*To be done*
Every line below should be repeated exactly.

━━━━━ Material supplied

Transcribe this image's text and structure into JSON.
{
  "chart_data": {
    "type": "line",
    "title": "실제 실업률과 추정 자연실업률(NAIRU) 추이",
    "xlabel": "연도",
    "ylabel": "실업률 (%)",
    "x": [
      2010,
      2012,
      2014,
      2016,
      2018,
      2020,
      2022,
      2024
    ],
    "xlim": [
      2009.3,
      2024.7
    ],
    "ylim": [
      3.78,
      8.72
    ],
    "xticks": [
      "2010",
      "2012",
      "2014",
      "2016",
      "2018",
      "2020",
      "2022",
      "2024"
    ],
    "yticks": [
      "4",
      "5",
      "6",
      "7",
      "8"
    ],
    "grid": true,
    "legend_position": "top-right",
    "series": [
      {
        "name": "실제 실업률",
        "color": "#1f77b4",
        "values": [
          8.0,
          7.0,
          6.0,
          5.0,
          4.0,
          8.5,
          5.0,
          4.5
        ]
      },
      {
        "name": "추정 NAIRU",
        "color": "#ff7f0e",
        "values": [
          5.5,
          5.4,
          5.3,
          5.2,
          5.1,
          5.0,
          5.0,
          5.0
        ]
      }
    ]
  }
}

━━━━━━━━━━

*Correct output*
Transcribe this image's text and structure into JSON.
{
  "chart_data": {
    "type": "line",
    "title": "실제 실업률과 추정 자연실업률(NAIRU) 추이",
    "xlabel": "연도",
    "ylabel": "실업률 (%)",
    "x": [
      2010,
      2012,
      2014,
      2016,
      2018,
      2020,
      2022,
      2024
    ],
    "xlim": [
      2009.3,
      2024.7
    ],
    "ylim": [
      3.78,
      8.72
    ],
    "xticks": [
      "2010",
      "2012",
      "2014",
      "2016",
      "2018",
      "2020",
      "2022",
      "2024"
    ],
    "yticks": [
      "4",
      "5",
      "6",
      "7",
      "8"
    ],
    "grid": true,
    "legend_position": "top-right",
    "series": [
      {
        "name": "실제 실업률",
        "color": "#1f77b4",
        "values": [
          8.0,
          7.0,
          6.0,
          5.0,
          4.0,
          8.5,
          5.0,
          4.5
        ]
      },
      {
        "name": "추정 NAIRU",
        "color": "#ff7f0e",
        "values": [
          5.5,
          5.4,
          5.3,
          5.2,
          5.1,
          5.0,
          5.0,
          5.0
        ]
      }
    ]
  }
}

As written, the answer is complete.